Copy out all of the data that follows, exactly as it appears.

::: DATA TO USE

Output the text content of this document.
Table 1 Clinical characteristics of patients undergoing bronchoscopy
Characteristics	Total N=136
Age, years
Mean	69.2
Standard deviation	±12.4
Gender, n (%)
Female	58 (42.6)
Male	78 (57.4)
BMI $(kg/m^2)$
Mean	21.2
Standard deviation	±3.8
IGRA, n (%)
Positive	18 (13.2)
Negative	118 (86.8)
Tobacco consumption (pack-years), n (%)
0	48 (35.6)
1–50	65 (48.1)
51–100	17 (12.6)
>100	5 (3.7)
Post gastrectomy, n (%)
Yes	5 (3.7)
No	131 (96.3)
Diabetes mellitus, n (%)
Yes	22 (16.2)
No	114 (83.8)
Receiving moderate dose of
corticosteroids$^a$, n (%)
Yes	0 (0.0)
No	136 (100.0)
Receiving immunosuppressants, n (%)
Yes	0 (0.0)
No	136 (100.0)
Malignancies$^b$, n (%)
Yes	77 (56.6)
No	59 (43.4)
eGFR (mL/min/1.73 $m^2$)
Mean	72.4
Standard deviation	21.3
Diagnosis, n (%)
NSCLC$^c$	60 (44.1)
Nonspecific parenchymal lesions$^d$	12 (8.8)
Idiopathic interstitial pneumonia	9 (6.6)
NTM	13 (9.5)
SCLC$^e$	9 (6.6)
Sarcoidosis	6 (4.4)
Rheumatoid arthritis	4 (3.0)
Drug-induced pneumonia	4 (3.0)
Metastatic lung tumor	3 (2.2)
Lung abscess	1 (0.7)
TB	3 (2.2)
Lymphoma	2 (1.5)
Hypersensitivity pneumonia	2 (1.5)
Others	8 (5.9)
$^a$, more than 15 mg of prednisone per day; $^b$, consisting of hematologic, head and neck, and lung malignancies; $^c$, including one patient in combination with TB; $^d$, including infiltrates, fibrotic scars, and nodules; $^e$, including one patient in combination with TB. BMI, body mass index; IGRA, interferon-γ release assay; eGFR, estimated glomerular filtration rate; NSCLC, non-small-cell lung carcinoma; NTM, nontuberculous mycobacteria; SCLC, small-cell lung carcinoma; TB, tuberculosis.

::::::

* [ANSWER AREA]:
Output the text content of this document.
Table 1 Clinical characteristics of patients undergoing bronchoscopy
Characteristics	Total N=136
Age, years
Mean	69.2
Standard deviation	±12.4
Gender, n (%)
Female	58 (42.6)
Male	78 (57.4)
BMI $(kg/m^2)$
Mean	21.2
Standard deviation	±3.8
IGRA, n (%)
Positive	18 (13.2)
Negative	118 (86.8)
Tobacco consumption (pack-years), n (%)
0	48 (35.6)
1–50	65 (48.1)
51–100	17 (12.6)
>100	5 (3.7)
Post gastrectomy, n (%)
Yes	5 (3.7)
No	131 (96.3)
Diabetes mellitus, n (%)
Yes	22 (16.2)
No	114 (83.8)
Receiving moderate dose of
corticosteroids$^a$, n (%)
Yes	0 (0.0)
No	136 (100.0)
Receiving immunosuppressants, n (%)
Yes	0 (0.0)
No	136 (100.0)
Malignancies$^b$, n (%)
Yes	77 (56.6)
No	59 (43.4)
eGFR (mL/min/1.73 $m^2$)
Mean	72.4
Standard deviation	21.3
Diagnosis, n (%)
NSCLC$^c$	60 (44.1)
Nonspecific parenchymal lesions$^d$	12 (8.8)
Idiopathic interstitial pneumonia	9 (6.6)
NTM	13 (9.5)
SCLC$^e$	9 (6.6)
Sarcoidosis	6 (4.4)
Rheumatoid arthritis	4 (3.0)
Drug-induced pneumonia	4 (3.0)
Metastatic lung tumor	3 (2.2)
Lung abscess	1 (0.7)
TB	3 (2.2)
Lymphoma	2 (1.5)
Hypersensitivity pneumonia	2 (1.5)
Others	8 (5.9)
$^a$, more than 15 mg of prednisone per day; $^b$, consisting of hematologic, head and neck, and lung malignancies; $^c$, including one patient in combination with TB; $^d$, including infiltrates, fibrotic scars, and nodules; $^e$, including one patient in combination with TB. BMI, body mass index; IGRA, interferon-γ release assay; eGFR, estimated glomerular filtration rate; NSCLC, non-small-cell lung carcinoma; NTM, nontuberculous mycobacteria; SCLC, small-cell lung carcinoma; TB, tuberculosis.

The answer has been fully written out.